DIRECTIONS FOR THIS TASK: Can you print the data exactly and leave out each image?

Dataset records
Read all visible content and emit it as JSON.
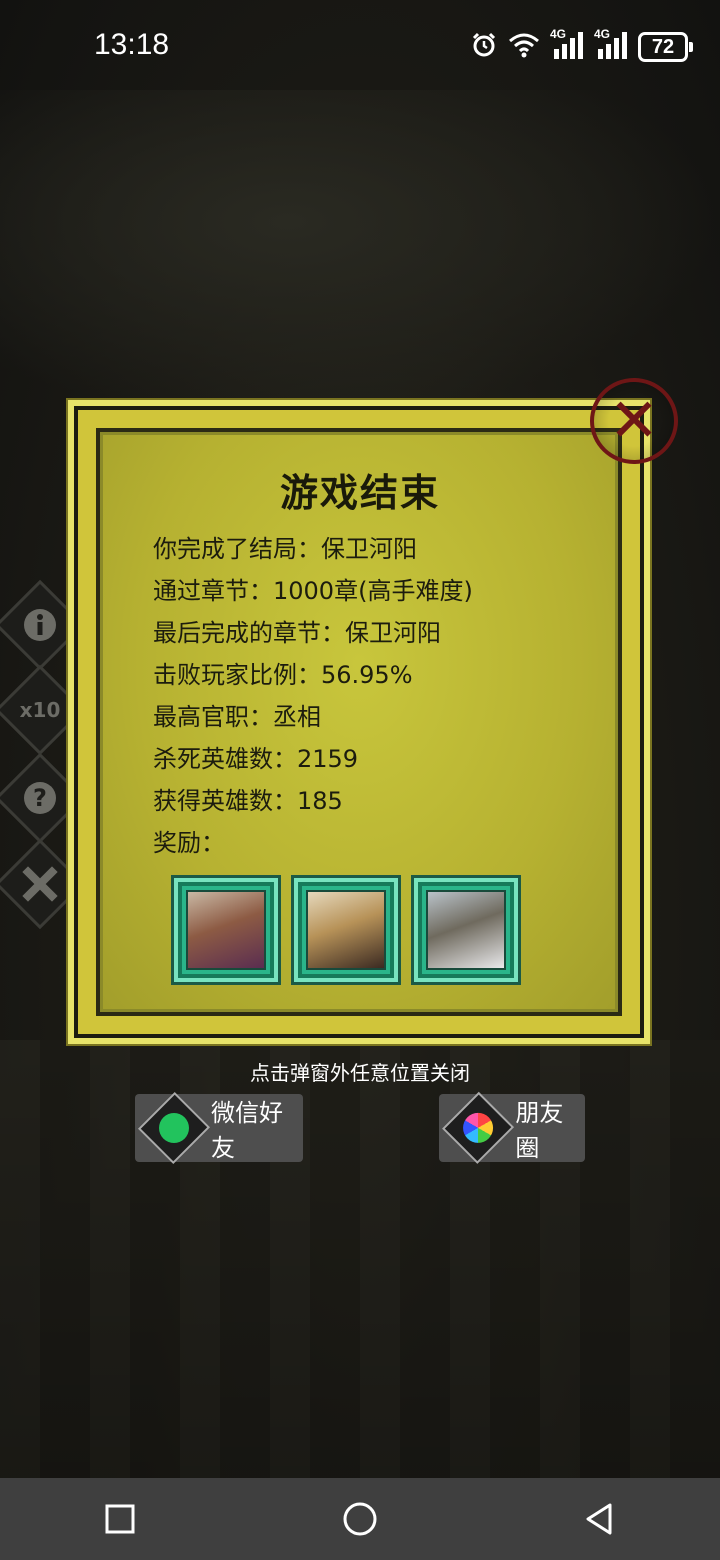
{
  "status_bar": {
    "time": "13:18",
    "network_label_1": "4G",
    "network_label_2": "4G",
    "battery": "72",
    "icons": [
      "alarm-icon",
      "wifi-icon",
      "signal-icon",
      "signal-icon",
      "battery-icon"
    ]
  },
  "side_icons": [
    {
      "name": "info-icon",
      "label": "i"
    },
    {
      "name": "speed-x10-icon",
      "label": "x10"
    },
    {
      "name": "help-icon",
      "label": "?"
    },
    {
      "name": "close-icon",
      "label": "✕"
    }
  ],
  "dialog": {
    "title": "游戏结束",
    "stats": [
      "你完成了结局：保卫河阳",
      "通过章节：1000章(高手难度)",
      "最后完成的章节：保卫河阳",
      "击败玩家比例：56.95%",
      "最高官职：丞相",
      "杀死英雄数：2159",
      "获得英雄数：185",
      "奖励："
    ],
    "rewards": [
      {
        "portrait": "archer-general-portrait"
      },
      {
        "portrait": "armored-general-portrait"
      },
      {
        "portrait": "white-robed-general-portrait"
      }
    ],
    "close_icon": "close-icon"
  },
  "tap_hint": "点击弹窗外任意位置关闭",
  "share": {
    "wechat_label": "微信好友",
    "moments_label": "朋友圈"
  },
  "colors": {
    "panel": "#b6b131",
    "reward_frame": "#2ab58a",
    "close_red": "#6e1616"
  }
}
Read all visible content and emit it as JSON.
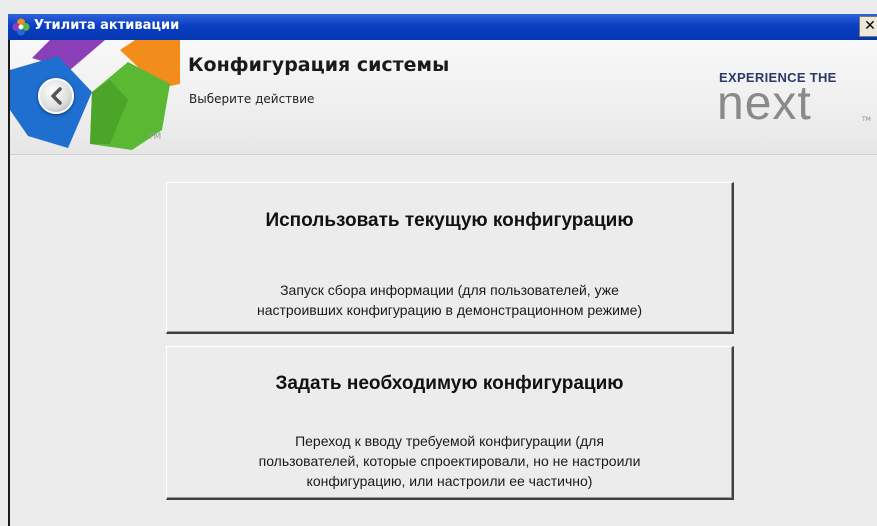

RESULT FOR THIS TASK:
Read all visible content and emit it as JSON.
{
  "status_bar": {
    "time": "13:18",
    "network_label_1": "4G",
    "network_label_2": "4G",
    "battery": "72",
    "icons": [
      "alarm-icon",
      "wifi-icon",
      "signal-icon",
      "signal-icon",
      "battery-icon"
    ]
  },
  "side_icons": [
    {
      "name": "info-icon",
      "label": "i"
    },
    {
      "name": "speed-x10-icon",
      "label": "x10"
    },
    {
      "name": "help-icon",
      "label": "?"
    },
    {
      "name": "close-icon",
      "label": "✕"
    }
  ],
  "dialog": {
    "title": "游戏结束",
    "stats": [
      "你完成了结局：保卫河阳",
      "通过章节：1000章(高手难度)",
      "最后完成的章节：保卫河阳",
      "击败玩家比例：56.95%",
      "最高官职：丞相",
      "杀死英雄数：2159",
      "获得英雄数：185",
      "奖励："
    ],
    "rewards": [
      {
        "portrait": "archer-general-portrait"
      },
      {
        "portrait": "armored-general-portrait"
      },
      {
        "portrait": "white-robed-general-portrait"
      }
    ],
    "close_icon": "close-icon"
  },
  "tap_hint": "点击弹窗外任意位置关闭",
  "share": {
    "wechat_label": "微信好友",
    "moments_label": "朋友圈"
  },
  "colors": {
    "panel": "#b6b131",
    "reward_frame": "#2ab58a",
    "close_red": "#6e1616"
  }
}
Read all visible content and emit it as JSON.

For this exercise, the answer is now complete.